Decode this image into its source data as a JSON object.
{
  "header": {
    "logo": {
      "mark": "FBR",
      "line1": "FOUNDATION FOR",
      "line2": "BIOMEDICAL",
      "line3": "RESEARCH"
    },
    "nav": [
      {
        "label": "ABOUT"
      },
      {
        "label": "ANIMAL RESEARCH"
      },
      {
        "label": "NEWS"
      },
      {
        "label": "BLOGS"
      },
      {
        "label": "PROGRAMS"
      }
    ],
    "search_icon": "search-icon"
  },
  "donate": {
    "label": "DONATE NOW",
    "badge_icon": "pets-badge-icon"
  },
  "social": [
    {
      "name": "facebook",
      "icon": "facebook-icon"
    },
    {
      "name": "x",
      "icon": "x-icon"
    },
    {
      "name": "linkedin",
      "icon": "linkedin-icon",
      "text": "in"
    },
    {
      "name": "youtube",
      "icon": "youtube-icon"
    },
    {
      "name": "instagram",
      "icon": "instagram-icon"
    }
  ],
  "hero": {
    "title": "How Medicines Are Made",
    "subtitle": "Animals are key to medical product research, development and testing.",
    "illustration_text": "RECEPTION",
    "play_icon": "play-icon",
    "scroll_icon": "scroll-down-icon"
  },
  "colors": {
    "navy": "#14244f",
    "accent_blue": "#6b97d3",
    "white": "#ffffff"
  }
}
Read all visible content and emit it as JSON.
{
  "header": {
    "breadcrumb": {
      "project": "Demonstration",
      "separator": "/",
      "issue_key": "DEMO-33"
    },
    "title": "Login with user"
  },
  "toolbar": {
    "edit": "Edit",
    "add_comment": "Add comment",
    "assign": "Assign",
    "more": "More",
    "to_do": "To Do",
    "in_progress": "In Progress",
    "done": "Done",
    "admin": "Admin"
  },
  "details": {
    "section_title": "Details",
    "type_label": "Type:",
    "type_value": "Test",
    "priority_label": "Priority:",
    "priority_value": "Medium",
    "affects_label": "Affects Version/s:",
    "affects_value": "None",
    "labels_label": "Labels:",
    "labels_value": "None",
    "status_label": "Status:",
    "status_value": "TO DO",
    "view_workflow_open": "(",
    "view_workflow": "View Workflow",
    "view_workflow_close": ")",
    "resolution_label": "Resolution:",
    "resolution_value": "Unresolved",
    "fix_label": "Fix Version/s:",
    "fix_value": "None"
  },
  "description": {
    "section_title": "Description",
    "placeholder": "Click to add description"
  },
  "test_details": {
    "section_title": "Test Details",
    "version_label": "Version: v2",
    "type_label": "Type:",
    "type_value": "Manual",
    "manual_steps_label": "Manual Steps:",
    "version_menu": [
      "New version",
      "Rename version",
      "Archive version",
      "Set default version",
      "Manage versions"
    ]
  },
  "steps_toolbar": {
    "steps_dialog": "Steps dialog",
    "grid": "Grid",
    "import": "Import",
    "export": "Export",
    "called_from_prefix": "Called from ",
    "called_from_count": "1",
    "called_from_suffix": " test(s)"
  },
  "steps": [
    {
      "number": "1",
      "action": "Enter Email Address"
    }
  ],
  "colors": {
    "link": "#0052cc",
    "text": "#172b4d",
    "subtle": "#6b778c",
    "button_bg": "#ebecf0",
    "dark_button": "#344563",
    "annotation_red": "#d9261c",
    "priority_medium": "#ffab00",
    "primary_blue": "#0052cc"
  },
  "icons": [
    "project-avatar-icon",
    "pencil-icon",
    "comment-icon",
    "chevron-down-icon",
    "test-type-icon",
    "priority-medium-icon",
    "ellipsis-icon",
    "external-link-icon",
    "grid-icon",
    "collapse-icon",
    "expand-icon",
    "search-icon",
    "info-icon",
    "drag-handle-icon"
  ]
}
- - - -
* _What you have to do_: Copy every line exactly. Leave nothing out.

* _Complete answer_:
Decode this image into its source data as a JSON object.
{
  "header": {
    "logo": {
      "mark": "FBR",
      "line1": "FOUNDATION FOR",
      "line2": "BIOMEDICAL",
      "line3": "RESEARCH"
    },
    "nav": [
      {
        "label": "ABOUT"
      },
      {
        "label": "ANIMAL RESEARCH"
      },
      {
        "label": "NEWS"
      },
      {
        "label": "BLOGS"
      },
      {
        "label": "PROGRAMS"
      }
    ],
    "search_icon": "search-icon"
  },
  "donate": {
    "label": "DONATE NOW",
    "badge_icon": "pets-badge-icon"
  },
  "social": [
    {
      "name": "facebook",
      "icon": "facebook-icon"
    },
    {
      "name": "x",
      "icon": "x-icon"
    },
    {
      "name": "linkedin",
      "icon": "linkedin-icon",
      "text": "in"
    },
    {
      "name": "youtube",
      "icon": "youtube-icon"
    },
    {
      "name": "instagram",
      "icon": "instagram-icon"
    }
  ],
  "hero": {
    "title": "How Medicines Are Made",
    "subtitle": "Animals are key to medical product research, development and testing.",
    "illustration_text": "RECEPTION",
    "play_icon": "play-icon",
    "scroll_icon": "scroll-down-icon"
  },
  "colors": {
    "navy": "#14244f",
    "accent_blue": "#6b97d3",
    "white": "#ffffff"
  }
}
Read all visible content and emit it as JSON.
{
  "header": {
    "breadcrumb": {
      "project": "Demonstration",
      "separator": "/",
      "issue_key": "DEMO-33"
    },
    "title": "Login with user"
  },
  "toolbar": {
    "edit": "Edit",
    "add_comment": "Add comment",
    "assign": "Assign",
    "more": "More",
    "to_do": "To Do",
    "in_progress": "In Progress",
    "done": "Done",
    "admin": "Admin"
  },
  "details": {
    "section_title": "Details",
    "type_label": "Type:",
    "type_value": "Test",
    "priority_label": "Priority:",
    "priority_value": "Medium",
    "affects_label": "Affects Version/s:",
    "affects_value": "None",
    "labels_label": "Labels:",
    "labels_value": "None",
    "status_label": "Status:",
    "status_value": "TO DO",
    "view_workflow_open": "(",
    "view_workflow": "View Workflow",
    "view_workflow_close": ")",
    "resolution_label": "Resolution:",
    "resolution_value": "Unresolved",
    "fix_label": "Fix Version/s:",
    "fix_value": "None"
  },
  "description": {
    "section_title": "Description",
    "placeholder": "Click to add description"
  },
  "test_details": {
    "section_title": "Test Details",
    "version_label": "Version: v2",
    "type_label": "Type:",
    "type_value": "Manual",
    "manual_steps_label": "Manual Steps:",
    "version_menu": [
      "New version",
      "Rename version",
      "Archive version",
      "Set default version",
      "Manage versions"
    ]
  },
  "steps_toolbar": {
    "steps_dialog": "Steps dialog",
    "grid": "Grid",
    "import": "Import",
    "export": "Export",
    "called_from_prefix": "Called from ",
    "called_from_count": "1",
    "called_from_suffix": " test(s)"
  },
  "steps": [
    {
      "number": "1",
      "action": "Enter Email Address"
    }
  ],
  "colors": {
    "link": "#0052cc",
    "text": "#172b4d",
    "subtle": "#6b778c",
    "button_bg": "#ebecf0",
    "dark_button": "#344563",
    "annotation_red": "#d9261c",
    "priority_medium": "#ffab00",
    "primary_blue": "#0052cc"
  },
  "icons": [
    "project-avatar-icon",
    "pencil-icon",
    "comment-icon",
    "chevron-down-icon",
    "test-type-icon",
    "priority-medium-icon",
    "ellipsis-icon",
    "external-link-icon",
    "grid-icon",
    "collapse-icon",
    "expand-icon",
    "search-icon",
    "info-icon",
    "drag-handle-icon"
  ]
}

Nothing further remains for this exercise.